## TASK PROMPT
Wherever the string "través" shows up in the data below, copy the whole line.

## DATASET EXTRACT
"""
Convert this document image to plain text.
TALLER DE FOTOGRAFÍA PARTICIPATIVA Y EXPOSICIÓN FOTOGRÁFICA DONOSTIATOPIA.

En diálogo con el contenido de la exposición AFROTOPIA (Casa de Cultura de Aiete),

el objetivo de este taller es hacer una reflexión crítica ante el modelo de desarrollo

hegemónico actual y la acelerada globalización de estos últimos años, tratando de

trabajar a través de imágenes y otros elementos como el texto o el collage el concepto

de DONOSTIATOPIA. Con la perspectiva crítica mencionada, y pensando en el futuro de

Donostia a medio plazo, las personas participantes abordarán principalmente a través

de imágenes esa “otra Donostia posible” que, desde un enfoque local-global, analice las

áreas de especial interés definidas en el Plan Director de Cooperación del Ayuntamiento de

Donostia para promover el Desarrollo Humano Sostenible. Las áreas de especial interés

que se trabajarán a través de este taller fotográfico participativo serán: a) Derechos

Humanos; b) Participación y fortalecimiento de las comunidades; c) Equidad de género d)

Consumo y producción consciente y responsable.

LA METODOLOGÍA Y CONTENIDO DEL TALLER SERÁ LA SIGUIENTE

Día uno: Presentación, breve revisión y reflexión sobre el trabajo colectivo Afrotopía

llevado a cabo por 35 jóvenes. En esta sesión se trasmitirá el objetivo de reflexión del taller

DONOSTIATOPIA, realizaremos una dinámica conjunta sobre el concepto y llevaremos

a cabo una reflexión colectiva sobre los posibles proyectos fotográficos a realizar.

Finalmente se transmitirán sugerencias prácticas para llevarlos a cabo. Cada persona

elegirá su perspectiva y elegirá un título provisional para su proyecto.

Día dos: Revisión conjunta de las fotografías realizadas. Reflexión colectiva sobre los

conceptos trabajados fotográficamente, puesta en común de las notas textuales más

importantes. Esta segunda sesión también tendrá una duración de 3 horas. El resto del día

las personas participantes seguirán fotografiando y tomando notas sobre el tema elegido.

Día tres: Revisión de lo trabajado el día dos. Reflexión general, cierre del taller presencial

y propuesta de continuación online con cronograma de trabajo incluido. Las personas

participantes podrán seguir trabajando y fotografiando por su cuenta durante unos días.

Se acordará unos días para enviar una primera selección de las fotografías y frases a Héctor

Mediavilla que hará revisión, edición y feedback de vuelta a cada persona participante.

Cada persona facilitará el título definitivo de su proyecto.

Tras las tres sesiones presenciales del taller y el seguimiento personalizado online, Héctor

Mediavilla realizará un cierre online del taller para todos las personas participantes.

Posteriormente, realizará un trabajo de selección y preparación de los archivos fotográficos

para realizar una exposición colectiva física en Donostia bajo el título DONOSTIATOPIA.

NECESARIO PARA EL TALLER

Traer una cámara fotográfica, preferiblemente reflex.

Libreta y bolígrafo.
"""
"""
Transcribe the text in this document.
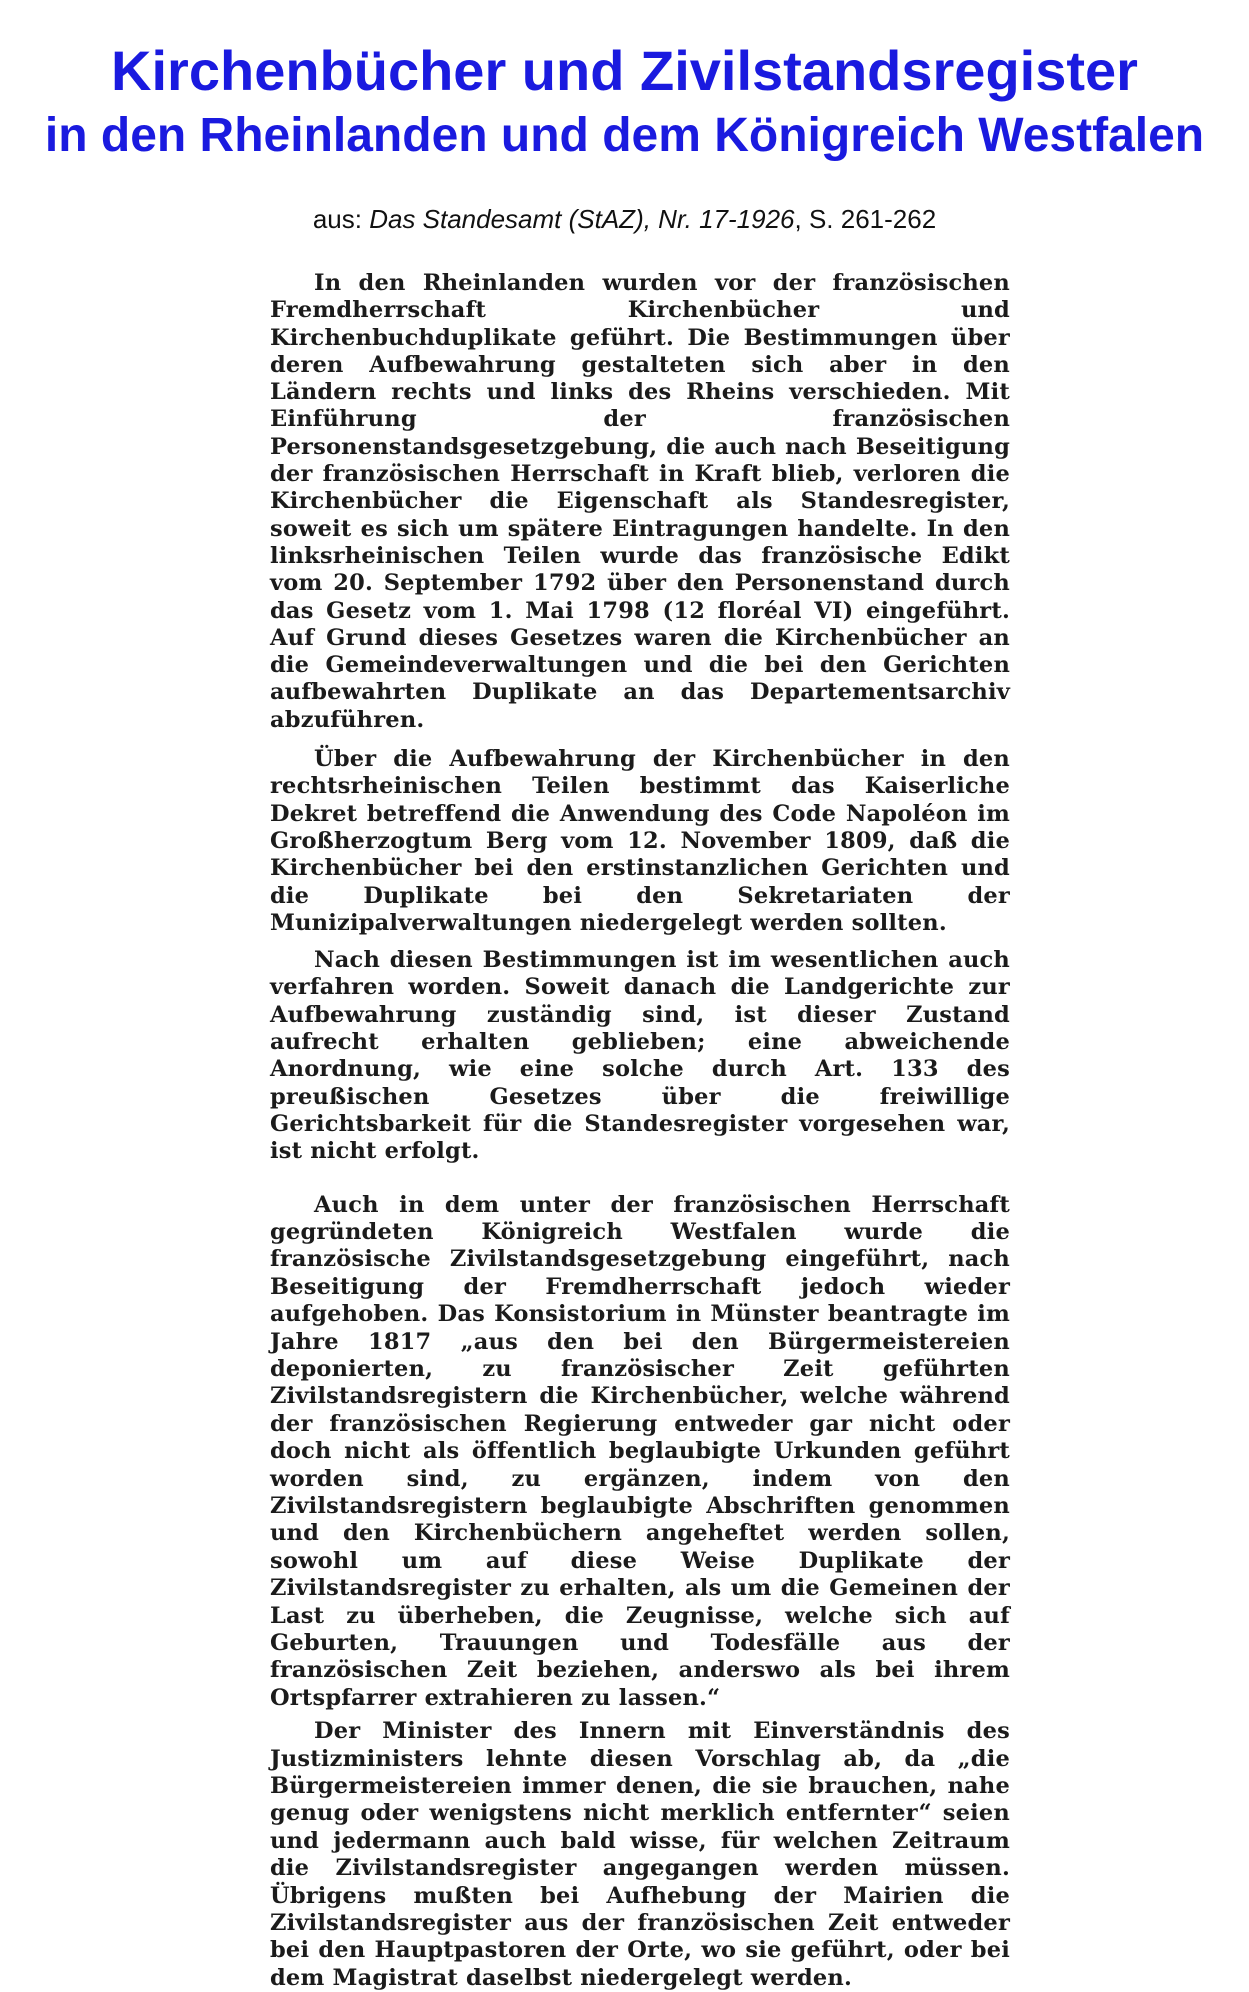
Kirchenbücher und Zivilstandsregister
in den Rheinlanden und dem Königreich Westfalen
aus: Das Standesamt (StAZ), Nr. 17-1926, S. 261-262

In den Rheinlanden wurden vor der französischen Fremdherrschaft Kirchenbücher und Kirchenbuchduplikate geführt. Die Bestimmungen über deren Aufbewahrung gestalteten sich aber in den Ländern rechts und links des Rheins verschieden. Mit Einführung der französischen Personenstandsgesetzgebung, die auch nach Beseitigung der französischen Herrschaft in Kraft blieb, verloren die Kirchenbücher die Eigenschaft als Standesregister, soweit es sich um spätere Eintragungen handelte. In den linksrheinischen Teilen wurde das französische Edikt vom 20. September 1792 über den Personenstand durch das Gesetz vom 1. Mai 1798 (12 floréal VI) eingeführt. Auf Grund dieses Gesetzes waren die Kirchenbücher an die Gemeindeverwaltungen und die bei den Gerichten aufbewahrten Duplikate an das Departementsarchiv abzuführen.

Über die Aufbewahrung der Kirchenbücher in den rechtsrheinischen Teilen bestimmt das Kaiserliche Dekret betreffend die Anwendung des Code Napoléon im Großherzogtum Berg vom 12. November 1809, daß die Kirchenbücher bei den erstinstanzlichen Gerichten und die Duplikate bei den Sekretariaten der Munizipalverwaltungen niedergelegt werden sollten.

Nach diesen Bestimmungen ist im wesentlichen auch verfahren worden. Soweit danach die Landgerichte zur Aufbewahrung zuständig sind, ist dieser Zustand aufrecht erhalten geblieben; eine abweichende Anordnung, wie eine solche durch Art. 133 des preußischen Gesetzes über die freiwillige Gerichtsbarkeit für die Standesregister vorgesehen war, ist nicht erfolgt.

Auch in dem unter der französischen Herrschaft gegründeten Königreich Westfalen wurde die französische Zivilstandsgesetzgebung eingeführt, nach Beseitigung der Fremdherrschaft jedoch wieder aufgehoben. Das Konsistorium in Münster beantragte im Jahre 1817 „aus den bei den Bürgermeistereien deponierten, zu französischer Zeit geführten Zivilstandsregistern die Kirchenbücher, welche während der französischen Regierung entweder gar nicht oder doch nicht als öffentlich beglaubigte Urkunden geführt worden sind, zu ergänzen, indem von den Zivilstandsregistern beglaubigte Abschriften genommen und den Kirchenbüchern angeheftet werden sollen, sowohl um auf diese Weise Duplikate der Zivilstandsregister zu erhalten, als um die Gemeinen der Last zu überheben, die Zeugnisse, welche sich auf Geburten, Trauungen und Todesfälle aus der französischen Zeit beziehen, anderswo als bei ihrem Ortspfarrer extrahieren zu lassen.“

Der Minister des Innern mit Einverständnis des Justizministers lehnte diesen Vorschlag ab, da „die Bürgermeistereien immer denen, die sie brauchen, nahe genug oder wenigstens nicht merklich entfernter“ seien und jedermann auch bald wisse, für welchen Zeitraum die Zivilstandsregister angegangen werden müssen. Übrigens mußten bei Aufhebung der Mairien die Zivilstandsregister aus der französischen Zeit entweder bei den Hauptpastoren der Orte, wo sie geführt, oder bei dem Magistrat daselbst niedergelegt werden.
"""
## RESPONSE FOR THIS EXERCISE
trabajar a través de imágenes y otros elementos como el texto o el collage el concepto
Donostia a medio plazo, las personas participantes abordarán principalmente a través
que se trabajarán a través de este taller fotográfico participativo serán: a) Derechos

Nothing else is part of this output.